Why Trump’s “golden dome” missile defense idea is another ripped straight from the movies
In 1940, a fresh-faced Ronald Reagan starred as US Secret Service agent Brass Bancroft in Murder in the Air, an action film centered on a fictional “superweapon” that could stop enemy aircraft midflight. A mock newspaper in the movie hails it as the “greatest peace argument ever invented.” The experimental weapon is “the exclusive property of Uncle Sam,” Reagan’s character declares.
More than 40 years later, this cinematic vision—an American superweapon capable of neutralizing assaults and ushering in global peace—became a real-life centerpiece of Reagan’s presidency. Some have suggested that Reagan’s Strategic Defense Initiative (SDI), a quixotic plan for a space-based missile shield, may have been partly inspired by his silver-screen past; indeed, the concept was so fantastical it’s now better known by its Hollywood-referencing nickname, “Star Wars.”
In January 2024, Donald Trump revived the space-shield dream at a primary campaign rally in Laconia, New Hampshire, using the Star Wars nickname that Reagan hated. It didn’t work in the 1980s, Trump said, because the technology wasn’t there. But times have changed.
Whether in Golden Age Hollywood or Trump’s impromptu dramatizations, the dream of a missile shield is animated by its sheer cinematic allure.
“I’ve seen so many things. I’ve seen shots that you wouldn’t even believe,” Trump said. He acted out a scene of missile defense experts triangulating the path of an incoming weapon. “Ding, ding, ding, ding,” he said, as he mimed typing on a keyboard. “Missile launch? Psshing!!” He raised his hand to indicate the rising missile, then let it fall to signal the successful interception: “Boom.”

=======

• [Directions]:
1. In the article on Trump's "golden dome" missile defense idea, what character did Ronald Reagan play in Murder in the Air?
2. Rewrite the passage of the missile defense article starting at "In January 2024, Donald" and ending at "times have changed.", changing "rally" to "event".
3. Pick up the article on Trump's missile shield idea after its final paragraph and write what comes next.

• [Dataset content]:
=======

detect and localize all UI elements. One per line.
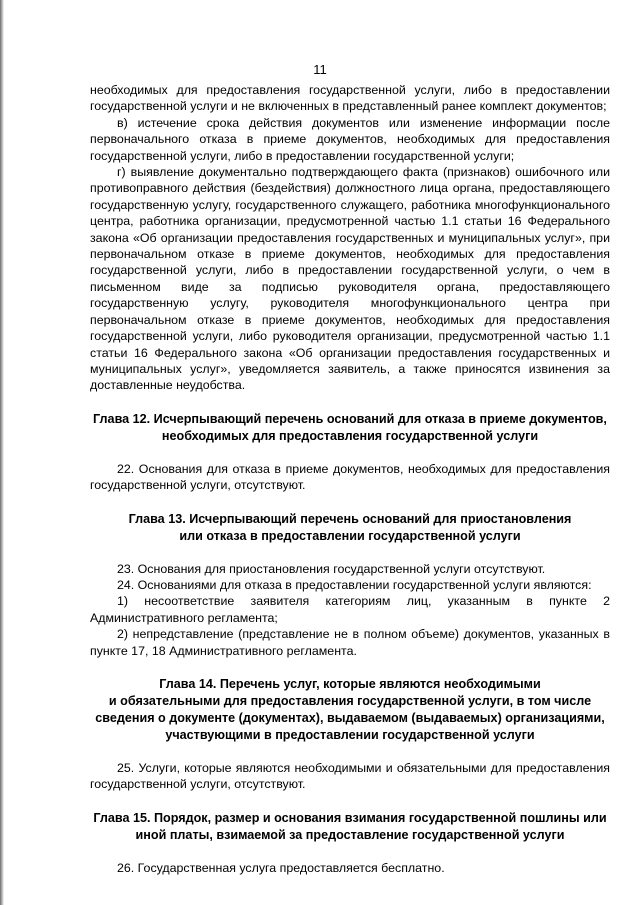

=======

• [Outputs by task]:
1. Brass Bancroft, a US Secret Service agent.

2.
In January 2024, Donald Trump revived the space-shield dream at a primary campaign event in Laconia, New Hampshire, using the Star Wars nickname that Reagan hated. It didn’t work in the 1980s, Trump said, because the technology wasn’t there. But times have changed.

3.
Trump has often expressed admiration for Israel’s Iron Dome, an air defense system that can intercept short-range rockets and artillery over the small nation and that is funded in part by the United States. At the rally, he pledged to “build an Iron Dome over our country, a state-of-the-art missile defense shield made in the USA … a lot of it right here in New Hampshire, actually.”
Within a week of his inauguration, President Trump began working toward this promise by issuing an executive order to develop “The Iron Dome for America,” which was rebranded the “Golden Dome” a month later. The eruption of a revived conflict between Israel and Iran in June—including Trump’s decision to strike Iran’s nuclear facilities—has only strengthened the case for an American version of the Iron Dome in the eyes of the administration.
The Golden Dome has often been compared to SDI for its futuristic sheen, its aggressive form of protection, and its reflection of the belief that an impenetrable shield is the cheat code to global peace. Both efforts demonstrate the performative power of spectacle in defense policy, especially when wielded by deft showmen like Reagan and Trump. Whether in Golden Age Hollywood or Trump’s impromptu dramatizations, the dream of a missile shield is animated by its sheer cinematic allure, often rendered in deceptively simple concept art depicting a society made immune to catastrophic strikes.
But in the complicated security landscape confronting the world today, is spectacle the same as safety?
“Missile defense is an area where facts and fiction blend,” says Anette Stimmer, a lecturer in international relations at the University of St Andrews who has researched SDI. “A lot is up to interpretation by all the actors involved.”
Trump’s view is simple: Space is as much a warfighting domain as land, air, and ocean, and therefore the US must assert its dominance there with advanced technologies. This position inspired the creation of the US Space Force in his first term, and Trump has now redoubled his efforts with the ongoing development of the Golden Dome.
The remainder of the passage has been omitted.